##### ENTRIES #####

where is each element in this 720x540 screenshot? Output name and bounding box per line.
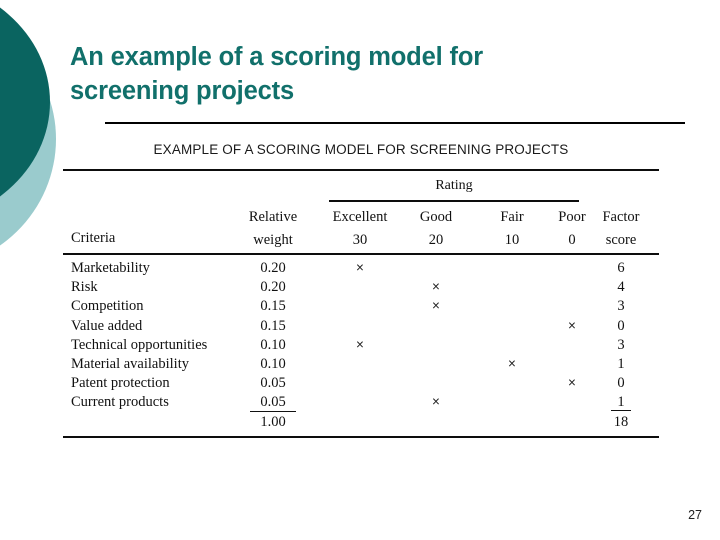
cell-rating-mark-excellent: × bbox=[356, 260, 364, 275]
cell-relative-weight: 0.20 bbox=[260, 279, 286, 296]
cell-relative-weight: 0.10 bbox=[260, 336, 286, 353]
cell-relative-weight: 0.10 bbox=[260, 355, 286, 372]
cell-criteria: Marketability bbox=[71, 260, 150, 276]
table-body: Marketability 0.20 × 6 Risk 0.20 × 4 Competition… bbox=[63, 260, 659, 433]
excellent-label: Excellent bbox=[332, 209, 388, 225]
relative-weight-header-line1: Relative bbox=[248, 209, 298, 225]
column-header-factor-score: Factor score bbox=[583, 206, 659, 252]
rating-group-header: Rating bbox=[435, 178, 473, 193]
column-header-good: Good 20 bbox=[397, 206, 475, 252]
scoring-model-table: EXAMPLE OF A SCORING MODEL FOR SCREENING… bbox=[63, 138, 659, 443]
good-label: Good bbox=[419, 209, 453, 225]
table-row: Patent protection 0.05 × 0 bbox=[63, 375, 659, 394]
cell-rating-mark-good: × bbox=[432, 298, 440, 314]
cell-criteria: Competition bbox=[71, 298, 144, 315]
cell-factor-score: 1 bbox=[617, 355, 625, 372]
table-top-rule bbox=[63, 169, 659, 172]
column-header-excellent: Excellent 30 bbox=[321, 206, 399, 252]
cell-relative-weight: 0.20 bbox=[260, 260, 286, 276]
cell-factor-score: 0 bbox=[617, 375, 625, 392]
cell-weight-total: 1.00 bbox=[260, 413, 286, 430]
cell-factor-score: 0 bbox=[617, 317, 625, 334]
cell-criteria: Current products bbox=[71, 394, 169, 411]
title-divider bbox=[105, 122, 685, 124]
column-header-relative-weight: Relative weight bbox=[213, 206, 333, 252]
table-bottom-rule bbox=[63, 436, 659, 439]
cell-rating-mark-good: × bbox=[432, 394, 440, 410]
title-block: An example of a scoring model for screen… bbox=[70, 40, 590, 108]
cell-criteria: Patent protection bbox=[71, 375, 170, 392]
cell-criteria: Value added bbox=[71, 317, 143, 334]
table-row: Material availability 0.10 × 1 bbox=[63, 356, 659, 375]
cell-factor-score: 4 bbox=[617, 279, 625, 296]
table-row: Competition 0.15 × 3 bbox=[63, 298, 659, 317]
cell-factor-score: 6 bbox=[617, 260, 625, 276]
relative-weight-header-line2: weight bbox=[253, 232, 293, 248]
table-row: Risk 0.20 × 4 bbox=[63, 279, 659, 298]
table-header-bottom-rule bbox=[63, 253, 659, 256]
cell-rating-mark-excellent: × bbox=[356, 336, 364, 352]
rating-group-rule bbox=[329, 200, 579, 203]
cell-criteria: Material availability bbox=[71, 355, 189, 372]
table-totals-row: 1.00 18 bbox=[63, 414, 659, 433]
cell-relative-weight: 0.05 bbox=[213, 394, 333, 413]
slide-page-number: 27 bbox=[688, 508, 702, 522]
excellent-value: 30 bbox=[352, 232, 368, 248]
cell-relative-weight: 0.05 bbox=[260, 375, 286, 392]
table-row: Technical opportunities 0.10 × 3 bbox=[63, 337, 659, 356]
good-value: 20 bbox=[428, 232, 444, 248]
cell-relative-weight: 0.15 bbox=[260, 317, 286, 334]
cell-rating-mark-good: × bbox=[432, 279, 440, 295]
factor-score-header-line1: Factor bbox=[602, 209, 640, 225]
table-row: Value added 0.15 × 0 bbox=[63, 318, 659, 337]
cell-criteria: Technical opportunities bbox=[71, 336, 208, 353]
cell-relative-weight: 0.15 bbox=[260, 298, 286, 315]
factor-score-header-line2: score bbox=[605, 232, 637, 248]
table-caption: EXAMPLE OF A SCORING MODEL FOR SCREENING… bbox=[153, 142, 569, 157]
cell-rating-mark-fair: × bbox=[508, 355, 516, 371]
table-row: Marketability 0.20 × 6 bbox=[63, 260, 659, 279]
cell-factor-score-total: 18 bbox=[613, 413, 629, 430]
cell-criteria: Risk bbox=[71, 279, 98, 296]
column-header-criteria: Criteria bbox=[71, 230, 116, 246]
cell-factor-score: 3 bbox=[617, 298, 625, 315]
table-row: Current products 0.05 × 1 bbox=[63, 394, 659, 413]
page-title: An example of a scoring model for screen… bbox=[70, 43, 484, 105]
cell-factor-score: 1 bbox=[583, 394, 659, 412]
cell-factor-score: 3 bbox=[617, 336, 625, 353]
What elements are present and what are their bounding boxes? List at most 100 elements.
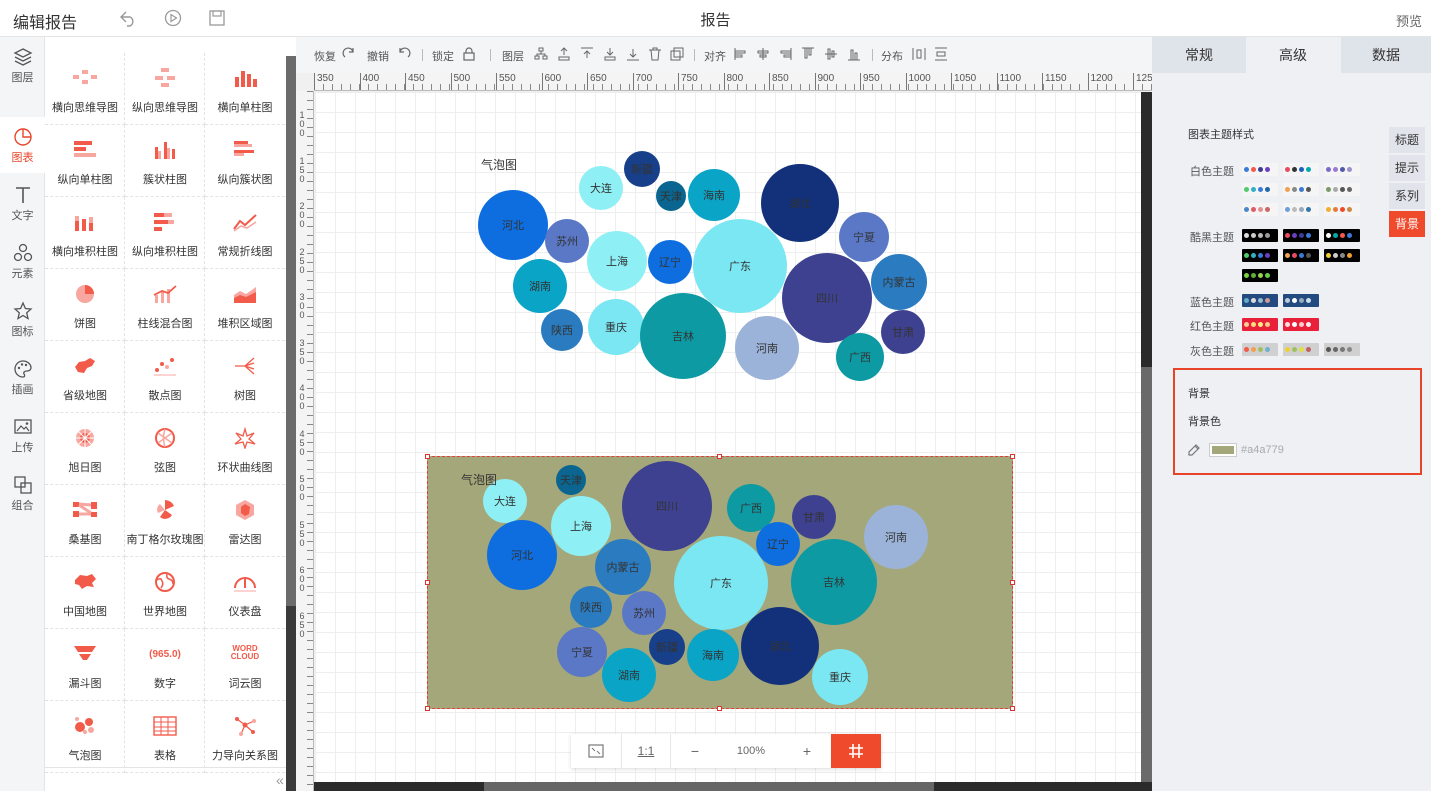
theme-swatch[interactable] <box>1242 229 1278 242</box>
component-province-map[interactable]: 省级地图 <box>45 341 125 413</box>
rail-item-layers[interactable]: 图层 <box>0 37 45 93</box>
bubble-内蒙古[interactable]: 内蒙古 <box>595 539 651 595</box>
component-stacked-bar[interactable]: 纵向堆积柱图 <box>125 197 205 269</box>
align-button[interactable]: 对齐 <box>704 48 726 64</box>
background-color-value[interactable]: #a4a779 <box>1241 444 1284 456</box>
bubble-湖北[interactable]: 湖北 <box>761 164 839 242</box>
bubble-宁夏[interactable]: 宁夏 <box>839 212 889 262</box>
component-chord[interactable]: 弦图 <box>125 413 205 485</box>
lock-icon[interactable] <box>462 47 476 61</box>
rail-item-group[interactable]: 组合 <box>0 465 45 521</box>
resize-handle-e[interactable] <box>1010 580 1015 585</box>
component-world-map[interactable]: 世界地图 <box>125 557 205 629</box>
report-canvas[interactable]: 大连 新疆 天津 海南 湖北 河北 苏州 上海 辽宁 广东 宁夏 内蒙古 湖南 四川 陕西 重庆 吉林 河南 甘肃广… <box>315 92 1141 782</box>
component-sankey[interactable]: 桑基图 <box>45 485 125 557</box>
align-middle-icon[interactable] <box>824 47 838 61</box>
bubble-陕西[interactable]: 陕西 <box>570 586 612 628</box>
resize-handle-ne[interactable] <box>1010 454 1015 459</box>
bubble-甘肃[interactable]: 甘肃 <box>792 495 836 539</box>
align-left-icon[interactable] <box>734 47 748 61</box>
component-clustered-column[interactable]: 簇状柱图 <box>125 125 205 197</box>
bubble-苏州[interactable]: 苏州 <box>622 591 666 635</box>
resize-handle-s[interactable] <box>717 706 722 711</box>
rail-item-illustrations[interactable]: 插画 <box>0 349 45 405</box>
theme-swatch[interactable] <box>1324 183 1360 196</box>
send-to-back-icon[interactable] <box>626 47 640 61</box>
align-top-icon[interactable] <box>801 47 815 61</box>
bubble-新疆[interactable]: 新疆 <box>649 629 685 665</box>
side-tab-tooltip[interactable]: 提示 <box>1389 155 1425 181</box>
collapse-panel-icon[interactable]: « <box>276 772 284 788</box>
bubble-吉林[interactable]: 吉林 <box>791 539 877 625</box>
background-color-swatch[interactable] <box>1209 443 1237 457</box>
theme-swatch[interactable] <box>1242 249 1278 262</box>
theme-swatch[interactable] <box>1242 318 1278 331</box>
distribute-h-icon[interactable] <box>912 47 926 61</box>
align-center-h-icon[interactable] <box>756 47 770 61</box>
fit-screen-button[interactable] <box>571 734 621 768</box>
component-funnel[interactable]: 漏斗图 <box>45 629 125 701</box>
undo-arrow-icon[interactable] <box>397 47 411 61</box>
bubble-甘肃[interactable]: 甘肃 <box>881 310 925 354</box>
component-china-map[interactable]: 中国地图 <box>45 557 125 629</box>
theme-swatch[interactable] <box>1283 249 1319 262</box>
send-backward-icon[interactable] <box>603 47 617 61</box>
theme-swatch[interactable] <box>1283 318 1319 331</box>
bubble-辽宁[interactable]: 辽宁 <box>756 522 800 566</box>
actual-size-button[interactable]: 1:1 <box>622 734 670 768</box>
zoom-in-button[interactable]: + <box>783 734 831 768</box>
component-pie-chart[interactable]: 饼图 <box>45 269 125 341</box>
canvas-horizontal-scrollbar[interactable] <box>314 782 1152 791</box>
rail-item-upload[interactable]: 上传 <box>0 407 45 463</box>
bubble-上海[interactable]: 上海 <box>587 231 647 291</box>
canvas-vertical-scrollbar[interactable] <box>1141 92 1152 782</box>
layer-button[interactable]: 图层 <box>502 48 524 64</box>
theme-swatch[interactable] <box>1324 203 1360 216</box>
resize-handle-n[interactable] <box>717 454 722 459</box>
redo-icon[interactable] <box>342 47 356 61</box>
distribute-button[interactable]: 分布 <box>881 48 903 64</box>
rail-item-text[interactable]: 文字 <box>0 175 45 231</box>
bubble-吉林[interactable]: 吉林 <box>640 293 726 379</box>
theme-swatch[interactable] <box>1283 229 1319 242</box>
theme-swatch[interactable] <box>1242 343 1278 356</box>
component-vertical-mindmap[interactable]: 纵向思维导图 <box>125 53 205 125</box>
resize-handle-nw[interactable] <box>425 454 430 459</box>
component-force-graph[interactable]: 力导向关系图 <box>205 701 285 773</box>
component-line-chart[interactable]: 常规折线图 <box>205 197 285 269</box>
component-stacked-area[interactable]: 堆积区域图 <box>205 269 285 341</box>
theme-swatch[interactable] <box>1242 183 1278 196</box>
component-stacked-column[interactable]: 横向堆积柱图 <box>45 197 125 269</box>
theme-swatch[interactable] <box>1283 163 1319 176</box>
eyedropper-icon[interactable] <box>1187 443 1201 457</box>
copy-icon[interactable] <box>670 47 684 61</box>
tab-advanced[interactable]: 高级 <box>1246 37 1340 73</box>
component-horizontal-bar[interactable]: 横向单柱图 <box>205 53 285 125</box>
bubble-广东[interactable]: 广东 <box>674 536 768 630</box>
bubble-海南[interactable]: 海南 <box>688 169 740 221</box>
lock-button[interactable]: 锁定 <box>432 48 454 64</box>
theme-swatch[interactable] <box>1283 343 1319 356</box>
theme-swatch[interactable] <box>1324 229 1360 242</box>
layer-tree-icon[interactable] <box>534 47 548 61</box>
bubble-chart-olive[interactable]: 大连 天津 四川 广西 甘肃 河南 上海 河北 辽宁 内蒙古 广东 吉林 陕西 苏州 宁夏 新疆 海南 湖北 湖南 重… <box>427 456 1013 709</box>
component-vertical-bar[interactable]: 纵向单柱图 <box>45 125 125 197</box>
bubble-河北[interactable]: 河北 <box>478 190 548 260</box>
bubble-湖北[interactable]: 湖北 <box>741 607 819 685</box>
undo-icon[interactable] <box>119 9 137 27</box>
component-gauge[interactable]: 仪表盘 <box>205 557 285 629</box>
theme-swatch[interactable] <box>1324 343 1360 356</box>
preview-button[interactable]: 预览 <box>1396 11 1422 30</box>
rail-item-elements[interactable]: 元素 <box>0 233 45 289</box>
component-ring-curve[interactable]: 环状曲线图 <box>205 413 285 485</box>
bubble-广东[interactable]: 广东 <box>693 219 787 313</box>
bring-to-front-icon[interactable] <box>580 47 594 61</box>
theme-swatch[interactable] <box>1324 163 1360 176</box>
canvas-vertical-scrollbar-thumb[interactable] <box>1141 367 1152 782</box>
bubble-湖南[interactable]: 湖南 <box>513 259 567 313</box>
component-vertical-clustered[interactable]: 纵向簇状图 <box>205 125 285 197</box>
bubble-辽宁[interactable]: 辽宁 <box>648 240 692 284</box>
component-number[interactable]: (965.0) 数字 <box>125 629 205 701</box>
bubble-四川[interactable]: 四川 <box>782 253 872 343</box>
bubble-重庆[interactable]: 重庆 <box>812 649 868 705</box>
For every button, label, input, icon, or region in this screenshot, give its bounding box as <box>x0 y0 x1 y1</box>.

#####

Rewrite the data starting at the line containing "cell-rating-mark-excellent: × bbox=[356, 260, 364, 275]" and ending at the line containing "title-divider bbox=[105, 122, 685, 124]", with "Marketability" replaced by "Salability" and nothing else changed.

TASK SOLUTION:
cell-rating-mark-excellent: × bbox=[356, 260, 364, 275]
cell-relative-weight: 0.20 bbox=[260, 279, 286, 296]
cell-relative-weight: 0.10 bbox=[260, 336, 286, 353]
cell-relative-weight: 0.10 bbox=[260, 355, 286, 372]
cell-criteria: Salability bbox=[71, 260, 150, 276]
table-body: Salability 0.20 × 6 Risk 0.20 × 4 Competition… bbox=[63, 260, 659, 433]
excellent-label: Excellent bbox=[332, 209, 388, 225]
relative-weight-header-line1: Relative bbox=[248, 209, 298, 225]
column-header-factor-score: Factor score bbox=[583, 206, 659, 252]
rating-group-header: Rating bbox=[435, 178, 473, 193]
column-header-good: Good 20 bbox=[397, 206, 475, 252]
scoring-model-table: EXAMPLE OF A SCORING MODEL FOR SCREENING… bbox=[63, 138, 659, 443]
good-label: Good bbox=[419, 209, 453, 225]
table-row: Patent protection 0.05 × 0 bbox=[63, 375, 659, 394]
cell-rating-mark-good: × bbox=[432, 298, 440, 314]
cell-criteria: Competition bbox=[71, 298, 144, 315]
cell-factor-score: 1 bbox=[617, 355, 625, 372]
table-top-rule bbox=[63, 169, 659, 172]
column-header-excellent: Excellent 30 bbox=[321, 206, 399, 252]
cell-relative-weight: 0.20 bbox=[260, 260, 286, 276]
cell-factor-score: 0 bbox=[617, 375, 625, 392]
cell-weight-total: 1.00 bbox=[260, 413, 286, 430]
cell-factor-score: 0 bbox=[617, 317, 625, 334]
cell-criteria: Current products bbox=[71, 394, 169, 411]
title-divider bbox=[105, 122, 685, 124]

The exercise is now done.